_SET EXERCISE 1_:
Answer these questions from the article on the Romanian-American women's dinner:
(a) On what date was the article posted?
(b) In whose Bucharest apartment was the dinner party held?
(c) Who transcribed the tapes of the discussion?

_EXTRACT_:
Talk Talk Talk – Romanian-American women: a perspective
Posted on December 1, 2006 by Sandra Pralong
http://www.vivid.ro/index.php/issue/83/page/Talk%20Talk%20Talk/tstamp/1164966836
Data: 1 decembrie 2006
Autor:
Publicat în: www.vivid.ro
Titlul articolului: Talk Talk Talk – Romanian-American women: a perspective
A dinner party held at Leslie Hawke’s Bucharest apartment, attended by some prominent Romanian-North American repats, elicited a discussion that was fascinating, lively and honest. Here’s the first of two parts
Dinner with Leslie
Romanian-North Americans – typically, Romanians who left the country and spent their formative years in the US and Canada, and who have since returned – have a unique perspective on the country. During the summer Leslie Hawke invited a group of prominent Romanian-North American women to dinner. The discussions, which were taped with the full knowledge of all present that the transcriptions would appear in Vivid, were illuminating. Present were Leslie Hawke, Elena Francisc, Cristina Merrill, Sandra Pralong, Dana Saftoiu, Marina Sturdza, Alexandra Tinjala, Tereza Valcan and Edit Vesser. Many thanks to Cristina Merrill, who transcribed the tapes, and Amarjit Sidhu, who took the photographs, and cooked.

_RECORD EXCERPTS_:
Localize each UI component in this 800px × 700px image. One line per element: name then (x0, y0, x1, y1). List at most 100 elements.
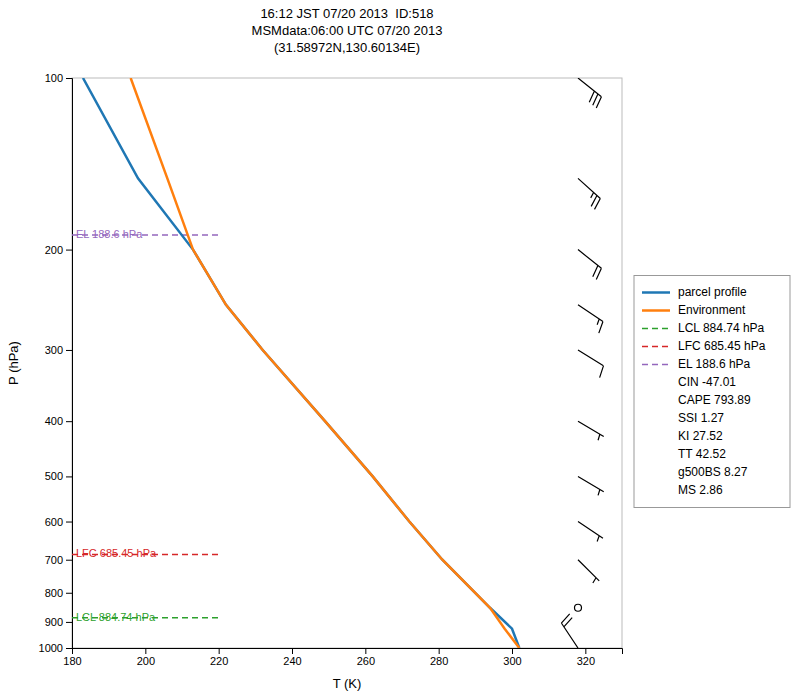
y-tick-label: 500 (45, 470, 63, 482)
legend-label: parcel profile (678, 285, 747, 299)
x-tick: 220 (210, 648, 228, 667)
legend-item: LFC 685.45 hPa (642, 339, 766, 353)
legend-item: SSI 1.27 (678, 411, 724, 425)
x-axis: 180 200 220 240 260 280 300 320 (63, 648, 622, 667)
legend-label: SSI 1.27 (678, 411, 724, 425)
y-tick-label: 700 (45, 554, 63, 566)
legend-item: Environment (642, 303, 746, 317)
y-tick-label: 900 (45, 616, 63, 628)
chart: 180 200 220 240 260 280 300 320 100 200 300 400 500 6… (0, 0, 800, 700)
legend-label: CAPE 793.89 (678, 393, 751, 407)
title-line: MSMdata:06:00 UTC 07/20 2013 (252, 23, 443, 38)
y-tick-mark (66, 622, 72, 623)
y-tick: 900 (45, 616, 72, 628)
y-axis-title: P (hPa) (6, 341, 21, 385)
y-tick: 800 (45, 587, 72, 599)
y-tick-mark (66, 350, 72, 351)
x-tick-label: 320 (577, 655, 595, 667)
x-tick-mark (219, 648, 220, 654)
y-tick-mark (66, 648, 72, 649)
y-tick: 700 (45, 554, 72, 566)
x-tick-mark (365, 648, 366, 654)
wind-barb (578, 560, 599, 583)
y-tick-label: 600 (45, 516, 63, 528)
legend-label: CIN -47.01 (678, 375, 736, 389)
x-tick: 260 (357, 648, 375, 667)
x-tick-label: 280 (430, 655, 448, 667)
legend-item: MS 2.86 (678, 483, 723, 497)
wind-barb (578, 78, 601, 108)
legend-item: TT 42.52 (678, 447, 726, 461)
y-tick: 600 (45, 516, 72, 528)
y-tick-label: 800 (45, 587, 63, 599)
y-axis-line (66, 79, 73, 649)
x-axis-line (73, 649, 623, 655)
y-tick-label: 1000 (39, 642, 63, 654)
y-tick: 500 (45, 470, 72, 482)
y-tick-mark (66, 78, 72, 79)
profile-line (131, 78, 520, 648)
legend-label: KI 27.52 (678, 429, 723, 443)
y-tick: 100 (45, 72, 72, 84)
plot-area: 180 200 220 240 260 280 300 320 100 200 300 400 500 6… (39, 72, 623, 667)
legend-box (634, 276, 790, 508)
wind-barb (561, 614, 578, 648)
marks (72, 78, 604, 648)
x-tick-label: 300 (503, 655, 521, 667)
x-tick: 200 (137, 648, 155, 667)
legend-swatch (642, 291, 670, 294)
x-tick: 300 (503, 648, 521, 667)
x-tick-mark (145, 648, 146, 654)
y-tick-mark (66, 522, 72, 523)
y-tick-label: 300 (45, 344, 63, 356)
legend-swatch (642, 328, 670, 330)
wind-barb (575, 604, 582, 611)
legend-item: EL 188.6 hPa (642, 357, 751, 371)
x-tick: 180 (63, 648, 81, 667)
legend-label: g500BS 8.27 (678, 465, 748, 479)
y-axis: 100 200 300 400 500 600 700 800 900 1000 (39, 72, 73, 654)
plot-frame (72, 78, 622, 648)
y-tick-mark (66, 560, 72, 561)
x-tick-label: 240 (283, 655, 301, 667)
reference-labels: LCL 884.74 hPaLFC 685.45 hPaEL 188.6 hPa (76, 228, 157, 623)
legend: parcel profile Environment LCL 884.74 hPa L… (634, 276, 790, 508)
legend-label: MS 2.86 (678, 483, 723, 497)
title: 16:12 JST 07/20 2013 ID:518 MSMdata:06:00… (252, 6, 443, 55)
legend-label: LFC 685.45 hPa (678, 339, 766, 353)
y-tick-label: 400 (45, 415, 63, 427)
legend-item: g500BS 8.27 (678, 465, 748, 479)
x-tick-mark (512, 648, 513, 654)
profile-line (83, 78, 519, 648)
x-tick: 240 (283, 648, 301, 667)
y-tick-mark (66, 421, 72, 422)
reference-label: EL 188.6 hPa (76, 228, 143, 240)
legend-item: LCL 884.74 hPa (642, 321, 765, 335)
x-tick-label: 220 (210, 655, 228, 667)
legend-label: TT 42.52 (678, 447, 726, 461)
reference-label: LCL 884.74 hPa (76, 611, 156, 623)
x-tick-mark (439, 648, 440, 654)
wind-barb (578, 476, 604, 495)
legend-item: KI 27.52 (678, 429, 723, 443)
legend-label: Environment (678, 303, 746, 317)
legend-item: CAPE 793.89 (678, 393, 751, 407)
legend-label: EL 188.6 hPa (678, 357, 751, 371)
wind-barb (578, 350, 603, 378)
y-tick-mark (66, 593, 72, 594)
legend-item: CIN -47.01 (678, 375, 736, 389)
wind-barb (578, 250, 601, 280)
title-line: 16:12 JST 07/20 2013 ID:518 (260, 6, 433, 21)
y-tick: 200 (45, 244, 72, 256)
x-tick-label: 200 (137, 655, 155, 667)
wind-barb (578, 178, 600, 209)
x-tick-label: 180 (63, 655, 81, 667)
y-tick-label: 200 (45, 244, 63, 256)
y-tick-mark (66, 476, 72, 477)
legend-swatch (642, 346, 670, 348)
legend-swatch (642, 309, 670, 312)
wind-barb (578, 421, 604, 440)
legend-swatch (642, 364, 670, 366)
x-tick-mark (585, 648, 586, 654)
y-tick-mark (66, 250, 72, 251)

* * *

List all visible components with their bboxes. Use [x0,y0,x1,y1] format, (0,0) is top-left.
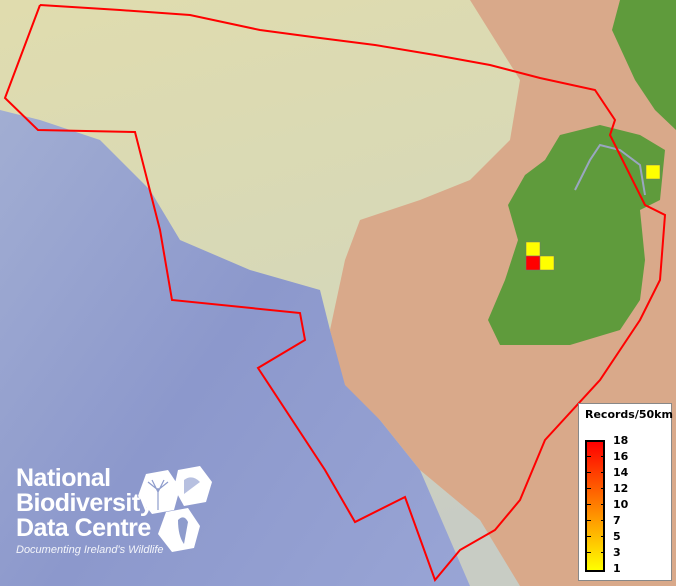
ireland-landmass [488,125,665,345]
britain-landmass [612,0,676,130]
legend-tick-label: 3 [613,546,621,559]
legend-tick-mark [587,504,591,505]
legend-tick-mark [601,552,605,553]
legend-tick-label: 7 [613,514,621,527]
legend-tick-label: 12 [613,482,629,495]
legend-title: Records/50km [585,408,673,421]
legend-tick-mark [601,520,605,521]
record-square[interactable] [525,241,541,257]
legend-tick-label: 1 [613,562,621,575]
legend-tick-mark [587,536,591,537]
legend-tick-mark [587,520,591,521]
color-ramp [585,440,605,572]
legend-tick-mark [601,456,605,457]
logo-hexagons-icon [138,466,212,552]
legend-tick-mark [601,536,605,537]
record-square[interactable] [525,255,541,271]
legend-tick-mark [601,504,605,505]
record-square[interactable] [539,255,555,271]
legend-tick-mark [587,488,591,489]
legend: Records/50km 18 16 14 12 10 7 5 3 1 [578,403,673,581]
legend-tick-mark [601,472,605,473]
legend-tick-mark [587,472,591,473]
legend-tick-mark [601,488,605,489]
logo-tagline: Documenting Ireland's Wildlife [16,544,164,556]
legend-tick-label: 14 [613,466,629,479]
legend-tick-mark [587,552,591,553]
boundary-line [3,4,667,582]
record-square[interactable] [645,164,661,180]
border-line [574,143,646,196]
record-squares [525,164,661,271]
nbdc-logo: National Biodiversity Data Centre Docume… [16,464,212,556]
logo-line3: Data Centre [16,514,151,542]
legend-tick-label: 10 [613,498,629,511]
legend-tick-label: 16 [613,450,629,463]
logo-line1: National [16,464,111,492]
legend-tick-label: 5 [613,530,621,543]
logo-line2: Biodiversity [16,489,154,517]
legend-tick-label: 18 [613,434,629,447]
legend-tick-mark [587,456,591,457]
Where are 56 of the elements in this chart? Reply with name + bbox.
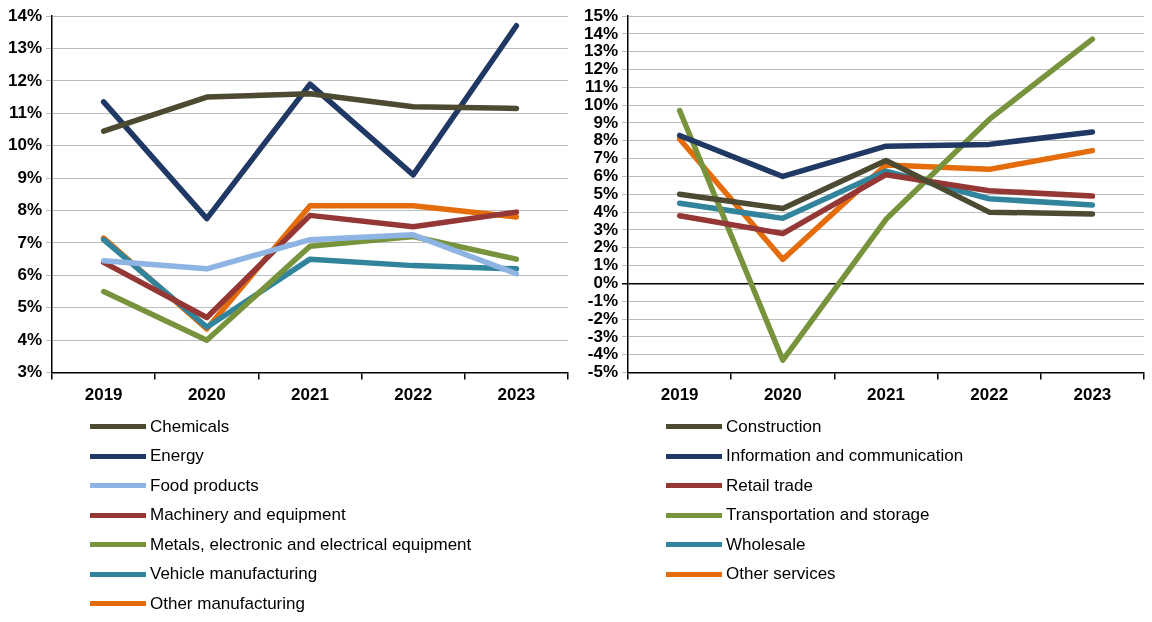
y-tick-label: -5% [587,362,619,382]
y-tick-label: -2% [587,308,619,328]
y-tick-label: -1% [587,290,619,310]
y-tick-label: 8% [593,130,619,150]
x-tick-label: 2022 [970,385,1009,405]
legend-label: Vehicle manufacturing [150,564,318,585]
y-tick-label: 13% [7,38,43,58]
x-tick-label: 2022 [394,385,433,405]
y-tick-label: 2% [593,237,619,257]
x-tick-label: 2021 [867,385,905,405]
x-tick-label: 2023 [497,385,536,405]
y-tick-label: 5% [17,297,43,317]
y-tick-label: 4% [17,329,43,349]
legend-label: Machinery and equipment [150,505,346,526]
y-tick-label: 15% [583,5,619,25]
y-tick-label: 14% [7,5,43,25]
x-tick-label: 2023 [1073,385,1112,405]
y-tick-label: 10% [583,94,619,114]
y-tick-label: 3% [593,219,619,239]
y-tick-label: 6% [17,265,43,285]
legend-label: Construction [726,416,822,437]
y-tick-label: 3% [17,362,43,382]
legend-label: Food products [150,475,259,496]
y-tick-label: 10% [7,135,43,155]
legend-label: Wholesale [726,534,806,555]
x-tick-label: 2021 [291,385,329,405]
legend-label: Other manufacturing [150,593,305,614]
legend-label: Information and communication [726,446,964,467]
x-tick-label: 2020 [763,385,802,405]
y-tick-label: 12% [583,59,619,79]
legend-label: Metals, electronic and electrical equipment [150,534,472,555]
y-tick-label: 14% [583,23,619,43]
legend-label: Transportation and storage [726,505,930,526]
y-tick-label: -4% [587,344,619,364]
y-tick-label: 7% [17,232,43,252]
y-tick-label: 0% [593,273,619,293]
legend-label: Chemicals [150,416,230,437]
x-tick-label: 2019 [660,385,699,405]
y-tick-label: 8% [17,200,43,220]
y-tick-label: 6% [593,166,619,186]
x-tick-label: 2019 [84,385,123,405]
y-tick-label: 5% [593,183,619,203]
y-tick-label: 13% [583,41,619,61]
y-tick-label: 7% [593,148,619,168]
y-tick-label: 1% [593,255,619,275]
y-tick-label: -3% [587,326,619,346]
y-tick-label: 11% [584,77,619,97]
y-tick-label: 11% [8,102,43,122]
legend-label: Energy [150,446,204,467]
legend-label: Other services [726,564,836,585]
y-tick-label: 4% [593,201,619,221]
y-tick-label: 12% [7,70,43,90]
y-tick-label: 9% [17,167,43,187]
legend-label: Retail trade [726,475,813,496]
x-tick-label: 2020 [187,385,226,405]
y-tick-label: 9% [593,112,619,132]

...

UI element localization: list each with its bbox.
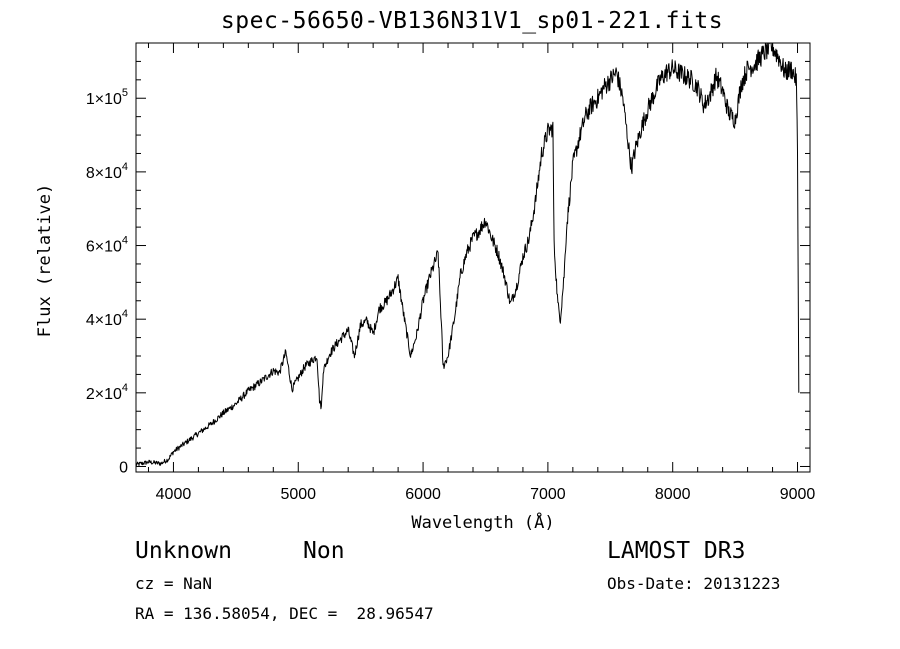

_SET EXERCISE 2_: Lay out the part of the records that opens with the line containing "Localize each UI" and closes with the line containing "y-tick-label: 700 (45, 554, 63, 566)" as a Markdown table with the columns Row and Line. Leave out blank lines and the pictures.

_FULL RESPONSE 1_:
(a) December 1, 2006
(b) Leslie Hawke's
(c) Cristina Merrill

_FULL RESPONSE 2_:
| Row | Line |
|---|---|
| 1 | Localize each UI component in this 800px × 700px image. One line per element: name then (x0, y0, x1, y1). List at most 100 elements. |
| 2 | y-tick-label: 500 (45, 470, 63, 482) |
| 3 | legend-label: parcel profile (678, 285, 747, 299) |
| 4 | x-tick: 220 (210, 648, 228, 667) |
| 5 | legend-item: LFC 685.45 hPa (642, 339, 766, 353) |
| 6 | legend-item: SSI 1.27 (678, 411, 724, 425) |
| 7 | x-axis: 180 200 220 240 260 280 300 320 (63, 648, 622, 667) |
| 8 | legend-label: SSI 1.27 (678, 411, 724, 425) |
| 9 | y-tick-label: 700 (45, 554, 63, 566) |